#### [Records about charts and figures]
────────────────────────────────────────

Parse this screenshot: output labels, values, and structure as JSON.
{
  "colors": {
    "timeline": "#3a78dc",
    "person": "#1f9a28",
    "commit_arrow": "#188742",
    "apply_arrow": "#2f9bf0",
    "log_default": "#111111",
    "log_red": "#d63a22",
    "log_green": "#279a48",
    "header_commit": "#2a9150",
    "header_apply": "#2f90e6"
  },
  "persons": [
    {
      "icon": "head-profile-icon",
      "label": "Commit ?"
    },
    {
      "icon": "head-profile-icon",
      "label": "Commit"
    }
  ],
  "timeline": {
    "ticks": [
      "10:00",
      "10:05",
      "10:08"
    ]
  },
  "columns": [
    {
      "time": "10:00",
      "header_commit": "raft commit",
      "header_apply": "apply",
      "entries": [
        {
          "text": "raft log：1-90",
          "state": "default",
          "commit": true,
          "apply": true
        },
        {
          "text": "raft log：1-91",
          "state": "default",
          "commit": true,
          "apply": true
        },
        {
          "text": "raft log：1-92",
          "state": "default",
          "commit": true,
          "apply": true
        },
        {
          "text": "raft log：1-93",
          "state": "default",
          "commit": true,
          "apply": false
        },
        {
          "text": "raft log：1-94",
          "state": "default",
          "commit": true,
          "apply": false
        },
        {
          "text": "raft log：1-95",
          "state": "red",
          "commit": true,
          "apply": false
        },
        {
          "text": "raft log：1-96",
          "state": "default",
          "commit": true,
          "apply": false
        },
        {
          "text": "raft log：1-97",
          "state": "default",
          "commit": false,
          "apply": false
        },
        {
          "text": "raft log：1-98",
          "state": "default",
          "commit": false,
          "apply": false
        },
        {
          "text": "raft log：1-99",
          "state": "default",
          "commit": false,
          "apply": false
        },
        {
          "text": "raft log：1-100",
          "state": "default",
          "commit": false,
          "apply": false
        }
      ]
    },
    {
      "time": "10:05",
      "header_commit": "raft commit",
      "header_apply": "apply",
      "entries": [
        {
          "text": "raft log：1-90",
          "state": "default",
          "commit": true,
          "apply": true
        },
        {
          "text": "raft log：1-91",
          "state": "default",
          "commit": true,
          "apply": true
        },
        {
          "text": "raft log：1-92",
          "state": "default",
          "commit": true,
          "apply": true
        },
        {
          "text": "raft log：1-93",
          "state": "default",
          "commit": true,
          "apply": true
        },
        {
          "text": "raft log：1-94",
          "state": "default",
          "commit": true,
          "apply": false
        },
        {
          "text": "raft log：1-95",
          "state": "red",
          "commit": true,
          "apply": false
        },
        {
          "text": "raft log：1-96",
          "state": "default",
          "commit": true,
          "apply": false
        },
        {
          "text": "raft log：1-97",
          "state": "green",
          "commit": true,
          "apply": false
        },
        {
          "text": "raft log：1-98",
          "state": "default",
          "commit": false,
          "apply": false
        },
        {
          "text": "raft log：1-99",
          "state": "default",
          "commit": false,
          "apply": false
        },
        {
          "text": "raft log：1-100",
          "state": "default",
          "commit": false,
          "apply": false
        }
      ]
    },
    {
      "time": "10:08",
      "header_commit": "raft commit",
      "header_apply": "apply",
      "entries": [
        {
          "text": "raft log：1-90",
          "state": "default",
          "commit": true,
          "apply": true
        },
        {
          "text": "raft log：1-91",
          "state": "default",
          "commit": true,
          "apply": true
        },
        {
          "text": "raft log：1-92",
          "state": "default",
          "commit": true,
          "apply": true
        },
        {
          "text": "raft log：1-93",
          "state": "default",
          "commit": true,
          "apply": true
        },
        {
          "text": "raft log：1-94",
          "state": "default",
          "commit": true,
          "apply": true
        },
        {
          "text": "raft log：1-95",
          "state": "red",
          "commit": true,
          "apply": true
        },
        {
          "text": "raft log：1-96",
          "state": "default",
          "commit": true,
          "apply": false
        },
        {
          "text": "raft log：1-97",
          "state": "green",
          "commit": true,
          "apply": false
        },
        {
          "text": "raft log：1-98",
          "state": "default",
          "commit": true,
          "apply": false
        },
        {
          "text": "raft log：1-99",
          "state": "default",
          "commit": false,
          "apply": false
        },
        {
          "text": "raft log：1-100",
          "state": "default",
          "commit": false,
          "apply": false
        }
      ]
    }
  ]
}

────────────────────────────────────────

#### [Problem requirements]
Output the listing above word for word.

#### [Response below]
Parse this screenshot: output labels, values, and structure as JSON.
{
  "colors": {
    "timeline": "#3a78dc",
    "person": "#1f9a28",
    "commit_arrow": "#188742",
    "apply_arrow": "#2f9bf0",
    "log_default": "#111111",
    "log_red": "#d63a22",
    "log_green": "#279a48",
    "header_commit": "#2a9150",
    "header_apply": "#2f90e6"
  },
  "persons": [
    {
      "icon": "head-profile-icon",
      "label": "Commit ?"
    },
    {
      "icon": "head-profile-icon",
      "label": "Commit"
    }
  ],
  "timeline": {
    "ticks": [
      "10:00",
      "10:05",
      "10:08"
    ]
  },
  "columns": [
    {
      "time": "10:00",
      "header_commit": "raft commit",
      "header_apply": "apply",
      "entries": [
        {
          "text": "raft log：1-90",
          "state": "default",
          "commit": true,
          "apply": true
        },
        {
          "text": "raft log：1-91",
          "state": "default",
          "commit": true,
          "apply": true
        },
        {
          "text": "raft log：1-92",
          "state": "default",
          "commit": true,
          "apply": true
        },
        {
          "text": "raft log：1-93",
          "state": "default",
          "commit": true,
          "apply": false
        },
        {
          "text": "raft log：1-94",
          "state": "default",
          "commit": true,
          "apply": false
        },
        {
          "text": "raft log：1-95",
          "state": "red",
          "commit": true,
          "apply": false
        },
        {
          "text": "raft log：1-96",
          "state": "default",
          "commit": true,
          "apply": false
        },
        {
          "text": "raft log：1-97",
          "state": "default",
          "commit": false,
          "apply": false
        },
        {
          "text": "raft log：1-98",
          "state": "default",
          "commit": false,
          "apply": false
        },
        {
          "text": "raft log：1-99",
          "state": "default",
          "commit": false,
          "apply": false
        },
        {
          "text": "raft log：1-100",
          "state": "default",
          "commit": false,
          "apply": false
        }
      ]
    },
    {
      "time": "10:05",
      "header_commit": "raft commit",
      "header_apply": "apply",
      "entries": [
        {
          "text": "raft log：1-90",
          "state": "default",
          "commit": true,
          "apply": true
        },
        {
          "text": "raft log：1-91",
          "state": "default",
          "commit": true,
          "apply": true
        },
        {
          "text": "raft log：1-92",
          "state": "default",
          "commit": true,
          "apply": true
        },
        {
          "text": "raft log：1-93",
          "state": "default",
          "commit": true,
          "apply": true
        },
        {
          "text": "raft log：1-94",
          "state": "default",
          "commit": true,
          "apply": false
        },
        {
          "text": "raft log：1-95",
          "state": "red",
          "commit": true,
          "apply": false
        },
        {
          "text": "raft log：1-96",
          "state": "default",
          "commit": true,
          "apply": false
        },
        {
          "text": "raft log：1-97",
          "state": "green",
          "commit": true,
          "apply": false
        },
        {
          "text": "raft log：1-98",
          "state": "default",
          "commit": false,
          "apply": false
        },
        {
          "text": "raft log：1-99",
          "state": "default",
          "commit": false,
          "apply": false
        },
        {
          "text": "raft log：1-100",
          "state": "default",
          "commit": false,
          "apply": false
        }
      ]
    },
    {
      "time": "10:08",
      "header_commit": "raft commit",
      "header_apply": "apply",
      "entries": [
        {
          "text": "raft log：1-90",
          "state": "default",
          "commit": true,
          "apply": true
        },
        {
          "text": "raft log：1-91",
          "state": "default",
          "commit": true,
          "apply": true
        },
        {
          "text": "raft log：1-92",
          "state": "default",
          "commit": true,
          "apply": true
        },
        {
          "text": "raft log：1-93",
          "state": "default",
          "commit": true,
          "apply": true
        },
        {
          "text": "raft log：1-94",
          "state": "default",
          "commit": true,
          "apply": true
        },
        {
          "text": "raft log：1-95",
          "state": "red",
          "commit": true,
          "apply": true
        },
        {
          "text": "raft log：1-96",
          "state": "default",
          "commit": true,
          "apply": false
        },
        {
          "text": "raft log：1-97",
          "state": "green",
          "commit": true,
          "apply": false
        },
        {
          "text": "raft log：1-98",
          "state": "default",
          "commit": true,
          "apply": false
        },
        {
          "text": "raft log：1-99",
          "state": "default",
          "commit": false,
          "apply": false
        },
        {
          "text": "raft log：1-100",
          "state": "default",
          "commit": false,
          "apply": false
        }
      ]
    }
  ]
}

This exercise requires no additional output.